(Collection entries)
— begin —

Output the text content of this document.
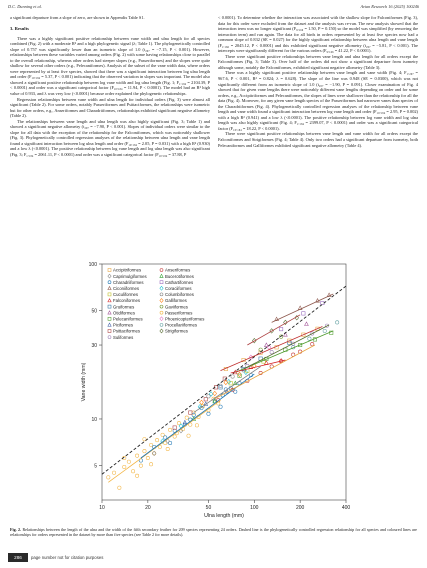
D.C. Dunning et al.	Avian Research 16 (2025) 100246

a significant departure from a slope of zero, are shown in Appendix Table S1.

3. Results

There was a highly significant positive relationship between vane width and ulna length for all species combined (Fig. 2) with a moderate R² and a high phylogenetic signal (λ; Table 1). The phylogenetically controlled slope of 0.757 was significantly lower than an isometric slope of 1.0 (t₂₀₇ = −7.15, P < 0.001). However, relationships between these variables varied among orders (Fig. 2) with some having relationships close to parallel to the overall relationship, whereas other orders had steeper slopes (e.g., Passeriformes) and the slopes were quite shallow for several other orders (e.g., Pelecaniformes). Analysis of the subset of the vane width data, where orders were represented by at least five species, showed that there was a significant interaction between log ulna length and order (F₁₀,₁₈₄ = 5.37, P < 0.001) indicating that the observed variation in slopes was important. The model also showed a significant positive relationship between log vane width and log ulna length (Fig. 1; F₁,₁₈₄ = 2104.39, P < 0.0001) and order was a significant categorical factor (F₁₀,₁₈₄ = 11.94, P < 0.0001). The model had an R² high value of 0.933, and λ was very low (<0.0001) because order explained the phylogenetic relationships.

Regression relationships between vane width and ulna length for individual orders (Fig. 3) were almost all significant (Table 2). For some orders, notably Passeriformes and Psittaciformes, the relationships were isometric but for other orders, e.g., Anseriformes and Charadriiformes, relationships exhibited significant negative allometry (Table 2).

The relationships between vane length and ulna length was also highly significant (Fig. 3; Table 1) and showed a significant negative allometry (t₂₀₇ = −7.90, P < 0.001). Slopes of individual orders were similar to the slope for all data with the exception of the relationship for the Falconiformes, which was noticeably shallower (Fig. 3). Phylogenetically controlled regression analyses of the relationship between ulna length and vane length found a significant interaction between log ulna length and order (F₁₀,₁₈₄ = 2.05, P = 0.031) with a high R² (0.930) and a low λ (<0.0001). The positive relationship between log vane length and log ulna length was also significant (Fig. 3; F₁,₁₈₄ = 2061.11, P < 0.0001) and order was a significant categorical factor (F₁₀,₁₈₄ = 37.88, P

< 0.0001). To determine whether the interaction was associated with the shallow slope for Falconiformes (Fig. 3), data for this order were excluded from the dataset and the analysis was re-run. The new analysis showed that the interaction term was no longer significant (F₉,₁₆₆ = 1.50, P = 0.150) so the model was simplified (by removing the interaction term) and run again. The data for all birds in orders represented by at least five species now had a common slope of 0.832 (SE = 0.027) for the highly significant relationship between ulna length and vane length (F₁,₁₆₆ = 2045.12, P < 0.0001) and this exhibited significant negative allometry (t₂₀₇ = −5.81, P < 0.001). The intercepts were significantly different for the various orders (F₉,₁₆₆ = 41.22, P < 0.0001).

There were significant positive relationships between vane length and ulna length for all orders except the Falconiformes (Fig. 3; Table 3). Over half of the orders did not show a significant departure from isometry although some, notably the Falconiformes, exhibited significant negative allometry (Table 3).

There was a highly significant positive relationship between vane length and vane width (Fig. 4; F₁,₂₀₇ = 967.6, P < 0.001, R² = 0.824; λ = 0.628). The slope of the line was 0.948 (SE = 0.0300), which was not significantly different from an isometric slope of 1.0 (t₂₀₇ = −1.90, P = 0.091). Closer examination of Fig. 4 showed that for given vane lengths there were noticeably different vane lengths depending on order and for some orders, e.g., Accipitriformes and Pelecaniformes, the slopes of lines were shallower than the relationship for all the data (Fig. 4). Moreover, for any given vane length species of the Passeriformes had narrower vanes than species of the Charadriiformes (Fig. 4). Phylogenetically controlled regression analyses of the relationship between vane length and vane width found a significant interaction between log vane length and order (F₁₀,₁₈₄ = 2.95, P = 0.002) with a high R² (0.941) and a low λ (<0.0001). The positive relationship between log vane width and log ulna length was also highly significant (Fig. 4; F₁,₁₈₄ = 2399.07, P < 0.0001) and order was a significant categorical factor (F₁₀,₁₈₄ = 18.22, P < 0.0001).

There were significant positive relationships between vane length and vane width for all orders except the Falconiformes and Strigiformes (Fig. 4; Table 4). Only two orders had a significant departure from isometry, both Pelecaniformes and Galliformes exhibited significant negative allometry (Table 4).

10	20	50	100	200	400
5
10
30
50
100
Ulna length (mm)
Vane width (mm)
Accipitriformes	Anseriformes
Caprimulgiformes	Bucerotiformes
Charadriiformes	Cathartiformes
Ciconiiformes	Coraciiformes
Cuculiformes	Columbiformes
Falconiformes	Galliformes
Gruiformes	Gaviiformes
Otidiformes	Passeriformes
Pelecaniformes	Phoenicopteriformes
Piciformes	Procellariiformes
Psittaciformes	Strigiformes
Suliformes
Fig. 2. Relationships between the length of the ulna and the width of the fifth secondary feather for 209 species representing 24 orders. Dashed line is the phylogenetically controlled regression relationship for all species and coloured lines are relationships for orders represented in the dataset by more than five species (see Table 2 for more details).
286	page number not for citation purposes
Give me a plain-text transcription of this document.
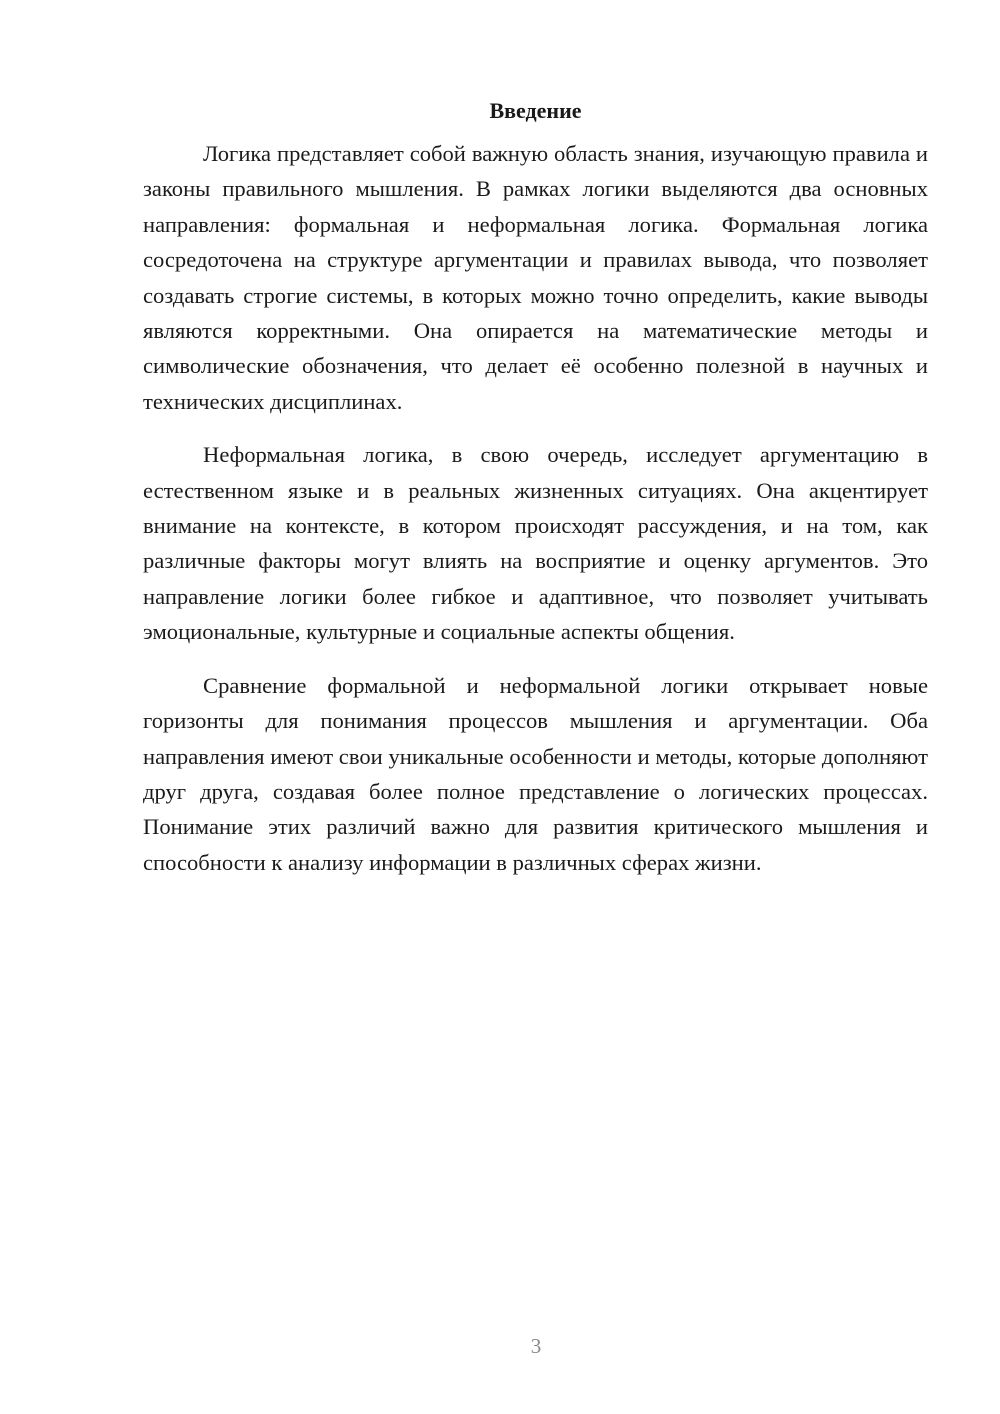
Введение

Логика представляет собой важную область знания, изучающую правила и законы правильного мышления. В рамках логики выделяются два основных направления: формальная и неформальная логика. Формальная логика сосредоточена на структуре аргументации и правилах вывода, что позволяет создавать строгие системы, в которых можно точно определить, какие выводы являются корректными. Она опирается на математические методы и символические обозначения, что делает её особенно полезной в научных и технических дисциплинах.

Неформальная логика, в свою очередь, исследует аргументацию в естественном языке и в реальных жизненных ситуациях. Она акцентирует внимание на контексте, в котором происходят рассуждения, и на том, как различные факторы могут влиять на восприятие и оценку аргументов. Это направление логики более гибкое и адаптивное, что позволяет учитывать эмоциональные, культурные и социальные аспекты общения.

Сравнение формальной и неформальной логики открывает новые горизонты для понимания процессов мышления и аргументации. Оба направления имеют свои уникальные особенности и методы, которые дополняют друг друга, создавая более полное представление о логических процессах. Понимание этих различий важно для развития критического мышления и способности к анализу информации в различных сферах жизни.

3
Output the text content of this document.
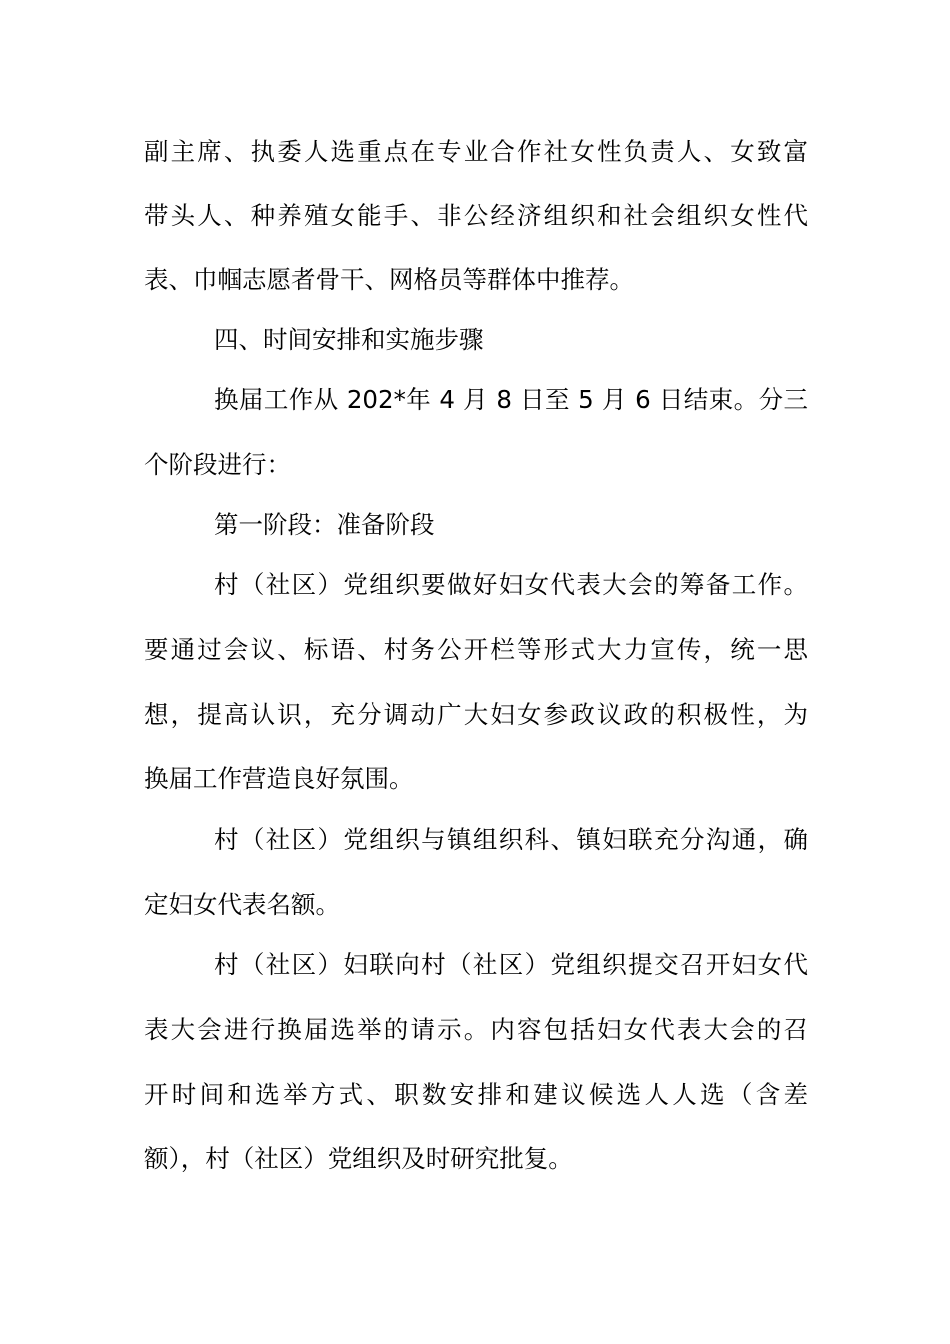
副主席、执委人选重点在专业合作社女性负责人、女致富
带头人、种养殖女能手、非公经济组织和社会组织女性代
表、巾帼志愿者骨干、网格员等群体中推荐。
四、时间安排和实施步骤
换届工作从 202*年 4 月 8 日至 5 月 6 日结束。分三
个阶段进行：
第一阶段：准备阶段
村（社区）党组织要做好妇女代表大会的筹备工作。
要通过会议、标语、村务公开栏等形式大力宣传，统一思
想，提高认识，充分调动广大妇女参政议政的积极性，为
换届工作营造良好氛围。
村（社区）党组织与镇组织科、镇妇联充分沟通，确
定妇女代表名额。
村（社区）妇联向村（社区）党组织提交召开妇女代
表大会进行换届选举的请示。内容包括妇女代表大会的召
开时间和选举方式、职数安排和建议候选人人选（含差
额），村（社区）党组织及时研究批复。
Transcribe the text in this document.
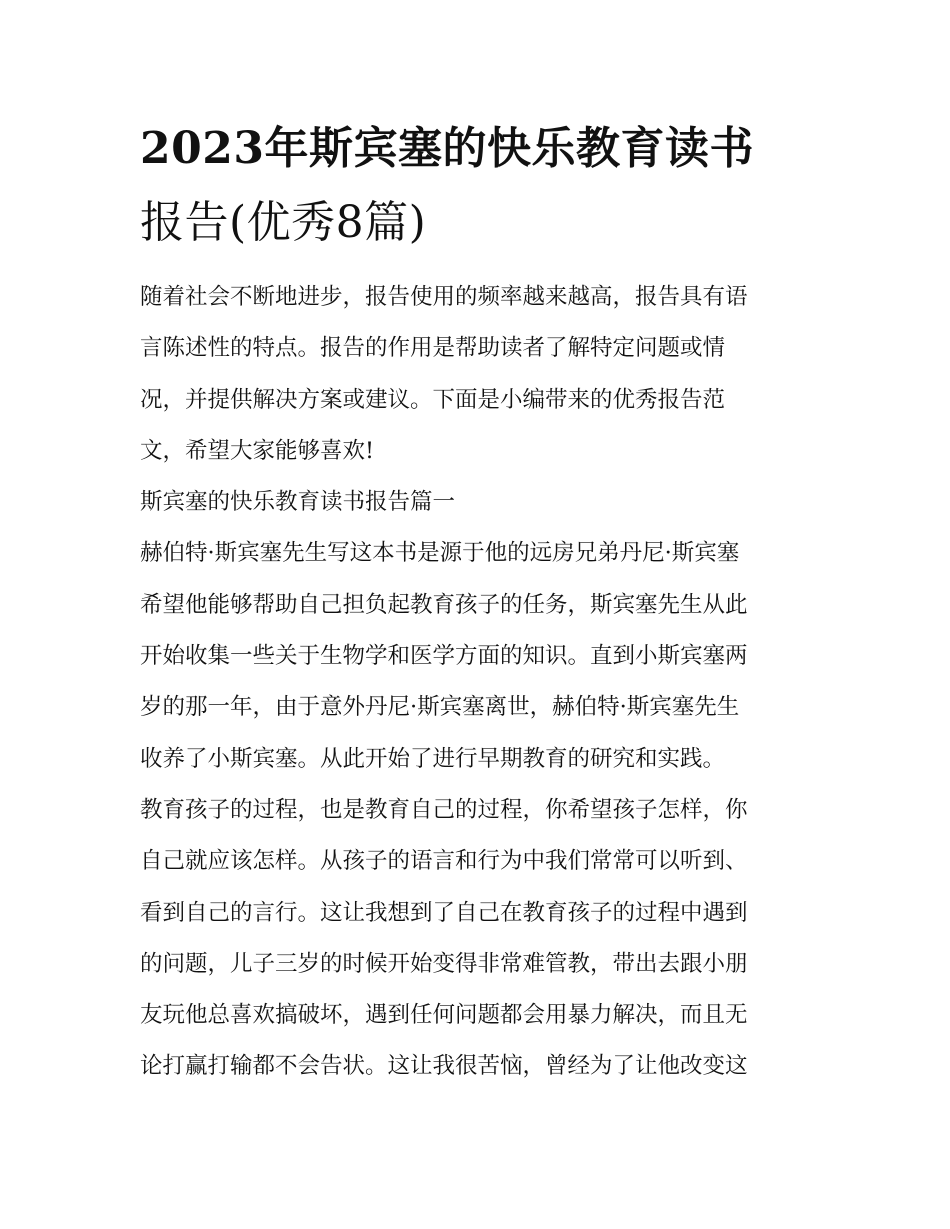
2023年斯宾塞的快乐教育读书
报告(优秀8篇)
随着社会不断地进步，报告使用的频率越来越高，报告具有语
言陈述性的特点。报告的作用是帮助读者了解特定问题或情
况，并提供解决方案或建议。下面是小编带来的优秀报告范
文，希望大家能够喜欢!
斯宾塞的快乐教育读书报告篇一
赫伯特·斯宾塞先生写这本书是源于他的远房兄弟丹尼·斯宾塞
希望他能够帮助自己担负起教育孩子的任务，斯宾塞先生从此
开始收集一些关于生物学和医学方面的知识。直到小斯宾塞两
岁的那一年，由于意外丹尼·斯宾塞离世，赫伯特·斯宾塞先生
收养了小斯宾塞。从此开始了进行早期教育的研究和实践。
教育孩子的过程，也是教育自己的过程，你希望孩子怎样，你
自己就应该怎样。从孩子的语言和行为中我们常常可以听到、
看到自己的言行。这让我想到了自己在教育孩子的过程中遇到
的问题，儿子三岁的时候开始变得非常难管教，带出去跟小朋
友玩他总喜欢搞破坏，遇到任何问题都会用暴力解决，而且无
论打赢打输都不会告状。这让我很苦恼，曾经为了让他改变这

— end —

Find every line with "isometry" in the listing and state how many there are, nothing else.

Task solution — 2